* **Stated task**
Make an exact copy of all the entries, with the pictures left out.

** begin **

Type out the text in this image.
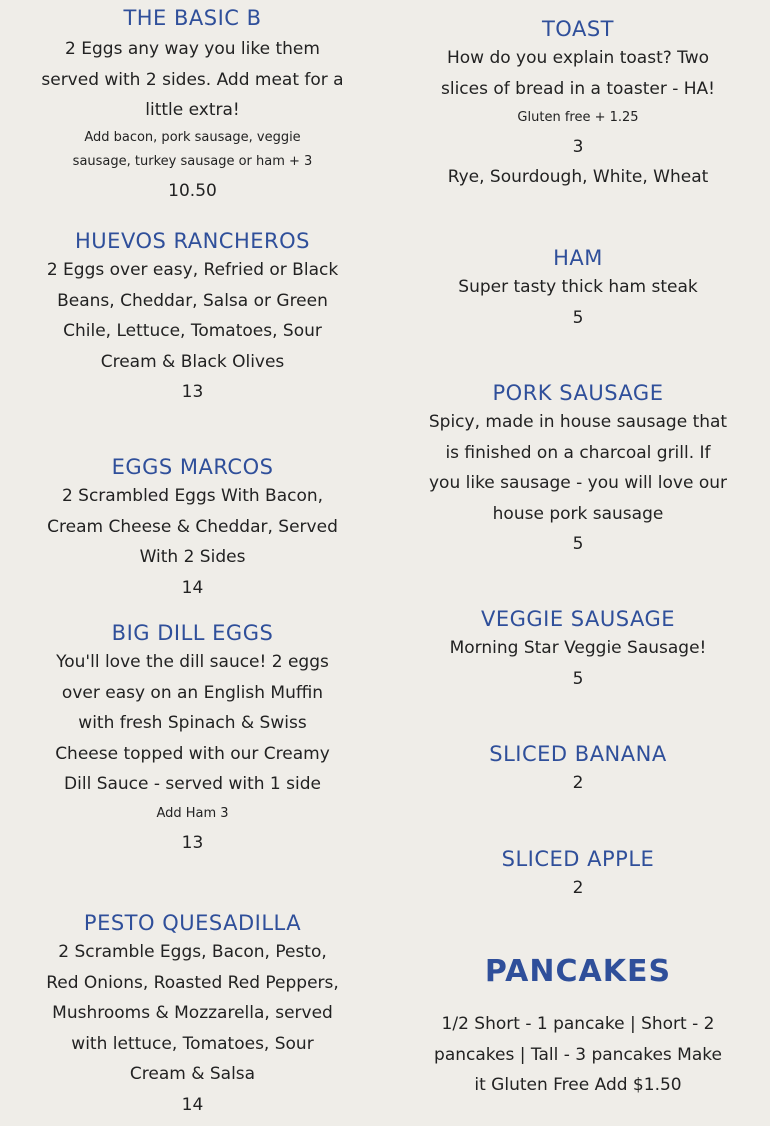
THE BASIC B

2 Eggs any way you like them served with 2 sides. Add meat for a little extra!

Add bacon, pork sausage, veggie sausage, turkey sausage or ham + 3

10.50

HUEVOS RANCHEROS

2 Eggs over easy, Refried or Black Beans, Cheddar, Salsa or Green Chile, Lettuce, Tomatoes, Sour Cream & Black Olives

13

EGGS MARCOS

2 Scrambled Eggs With Bacon, Cream Cheese & Cheddar, Served With 2 Sides

14

BIG DILL EGGS

You'll love the dill sauce! 2 eggs over easy on an English Muffin with fresh Spinach & Swiss Cheese topped with our Creamy Dill Sauce - served with 1 side

Add Ham 3

13

PESTO QUESADILLA

2 Scramble Eggs, Bacon, Pesto, Red Onions, Roasted Red Peppers, Mushrooms & Mozzarella, served with lettuce, Tomatoes, Sour Cream & Salsa

14

TOAST

How do you explain toast? Two slices of bread in a toaster - HA!

Gluten free + 1.25

3

Rye, Sourdough, White, Wheat

HAM

Super tasty thick ham steak

5

PORK SAUSAGE

Spicy, made in house sausage that is finished on a charcoal grill. If you like sausage - you will love our house pork sausage

5

VEGGIE SAUSAGE

Morning Star Veggie Sausage!

5

SLICED BANANA

2

SLICED APPLE

2

PANCAKES

1/2 Short - 1 pancake | Short - 2 pancakes | Tall - 3 pancakes Make it Gluten Free Add $1.50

** end **

* **Result of the task**
Type out the text in this image.
THE BASIC B

2 Eggs any way you like them served with 2 sides. Add meat for a little extra!

Add bacon, pork sausage, veggie sausage, turkey sausage or ham + 3

10.50

HUEVOS RANCHEROS

2 Eggs over easy, Refried or Black Beans, Cheddar, Salsa or Green Chile, Lettuce, Tomatoes, Sour Cream & Black Olives

13

EGGS MARCOS

2 Scrambled Eggs With Bacon, Cream Cheese & Cheddar, Served With 2 Sides

14

BIG DILL EGGS

You'll love the dill sauce! 2 eggs over easy on an English Muffin with fresh Spinach & Swiss Cheese topped with our Creamy Dill Sauce - served with 1 side

Add Ham 3

13

PESTO QUESADILLA

2 Scramble Eggs, Bacon, Pesto, Red Onions, Roasted Red Peppers, Mushrooms & Mozzarella, served with lettuce, Tomatoes, Sour Cream & Salsa

14

TOAST

How do you explain toast? Two slices of bread in a toaster - HA!

Gluten free + 1.25

3

Rye, Sourdough, White, Wheat

HAM

Super tasty thick ham steak

5

PORK SAUSAGE

Spicy, made in house sausage that is finished on a charcoal grill. If you like sausage - you will love our house pork sausage

5

VEGGIE SAUSAGE

Morning Star Veggie Sausage!

5

SLICED BANANA

2

SLICED APPLE

2

PANCAKES

1/2 Short - 1 pancake | Short - 2 pancakes | Tall - 3 pancakes Make it Gluten Free Add $1.50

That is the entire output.